Excerpted passage –
________________________
What Crossfit, Paleo and a Bicyclist Taught Me About Homeschooling

What Crossfit, Paleo and a Bicyclist Taught Me About Homeschooling

People who know me know my second love after homeschooling is lifting and that I love listening to podcasts while swinging a kettlebell around on my back patio in the mornings.

This morning, I was listening to one such podcast (The Paleo Solution by Robb Wolf) when two things struck me very clearly. Call it an endorphin rush if you will, but it was almost as if there was crystal clarity in my head about two very important things (that had nothing to do with paleo eating, by the way – sorry, Robb!) in that moment. It all just seemed to fit – and I pretty much wrote this entire blog post in my head.

Also, after yesterday’s epic rant about the classroom model, I felt like I had to elaborate so as to not lose those five followers I have in the blogosphere.

All right, so here goes. It all makes sense in the end – bear with me.

No Matter How Right / Good / Experienced You Are, Someone Will Question and / or Laugh at You

The first thing that struck me pretty early on was when Robb was talking about Brazilian jiu-jitsu, which – as I understand it – is something like mixed martial arts and he said that the bouts lasted five to ten minutes. Now, as someone married to a guy who used to do this kind of thing, I know how long five minutes can seem in a bout. Also, if you’ve ever even punched and kicked a bag for two minute rounds, you know the clock pretty much stops dead. (And the bag isn’t even punching back!) Anyway, trust me – five minutes is looooong and ten minutes is an eternity.

What made me almost choke with laughter was that during this exchange, the guest, who is in own right is a pretty well renowned bicyclist, laughed and said,

“But it only lasts five minutes.”

And that made me think about the reality of life in general and homeschooling in particular for a few minutes. Because it’s often like that.

People who have no clue what the other person is doing or how hard it is or how technical it is will often pipe up and say things like that. People who recommend homeschool advice, people who ask stay at home moms what they do all day, people who assume unschoolers are lazy, we really have no clue.
________________________
Stored records –
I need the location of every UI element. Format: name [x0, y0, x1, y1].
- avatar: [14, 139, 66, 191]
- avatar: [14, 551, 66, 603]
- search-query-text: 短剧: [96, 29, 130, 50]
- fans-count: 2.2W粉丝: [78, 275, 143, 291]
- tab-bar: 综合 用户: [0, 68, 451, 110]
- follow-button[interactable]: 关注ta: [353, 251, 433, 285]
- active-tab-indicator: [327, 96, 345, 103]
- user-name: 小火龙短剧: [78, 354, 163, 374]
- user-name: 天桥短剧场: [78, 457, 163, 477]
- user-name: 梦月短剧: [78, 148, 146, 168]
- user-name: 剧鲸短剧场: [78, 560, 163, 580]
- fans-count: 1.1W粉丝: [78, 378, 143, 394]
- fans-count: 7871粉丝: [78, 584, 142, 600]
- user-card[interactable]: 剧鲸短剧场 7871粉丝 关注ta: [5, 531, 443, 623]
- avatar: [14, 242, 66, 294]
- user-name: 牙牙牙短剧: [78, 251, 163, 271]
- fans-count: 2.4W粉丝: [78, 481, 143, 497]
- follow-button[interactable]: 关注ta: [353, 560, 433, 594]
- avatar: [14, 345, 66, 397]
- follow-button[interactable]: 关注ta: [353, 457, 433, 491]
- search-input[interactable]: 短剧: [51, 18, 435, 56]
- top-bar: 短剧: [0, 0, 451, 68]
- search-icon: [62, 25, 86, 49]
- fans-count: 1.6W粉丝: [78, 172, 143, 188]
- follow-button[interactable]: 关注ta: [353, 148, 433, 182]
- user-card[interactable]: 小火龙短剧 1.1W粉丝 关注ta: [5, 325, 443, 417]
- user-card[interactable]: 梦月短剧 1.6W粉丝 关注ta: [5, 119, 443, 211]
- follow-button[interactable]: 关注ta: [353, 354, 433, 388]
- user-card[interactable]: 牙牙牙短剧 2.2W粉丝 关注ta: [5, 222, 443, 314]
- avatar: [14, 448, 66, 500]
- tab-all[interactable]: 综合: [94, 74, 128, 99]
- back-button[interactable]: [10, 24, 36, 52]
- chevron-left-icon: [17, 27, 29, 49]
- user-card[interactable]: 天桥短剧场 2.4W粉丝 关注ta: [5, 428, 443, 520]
________________________
Required task –
Transcribe the passage of the homeschooling blog post from "Also, after yesterday’s" up to and including "is an eternity.".

Right answer –
Also, after yesterday’s epic rant about the classroom model, I felt like I had to elaborate so as to not lose those five followers I have in the blogosphere.

All right, so here goes. It all makes sense in the end – bear with me.

No Matter How Right / Good / Experienced You Are, Someone Will Question and / or Laugh at You

The first thing that struck me pretty early on was when Robb was talking about Brazilian jiu-jitsu, which – as I understand it – is something like mixed martial arts and he said that the bouts lasted five to ten minutes. Now, as someone married to a guy who used to do this kind of thing, I know how long five minutes can seem in a bout. Also, if you’ve ever even punched and kicked a bag for two minute rounds, you know the clock pretty much stops dead. (And the bag isn’t even punching back!) Anyway, trust me – five minutes is looooong and ten minutes is an eternity.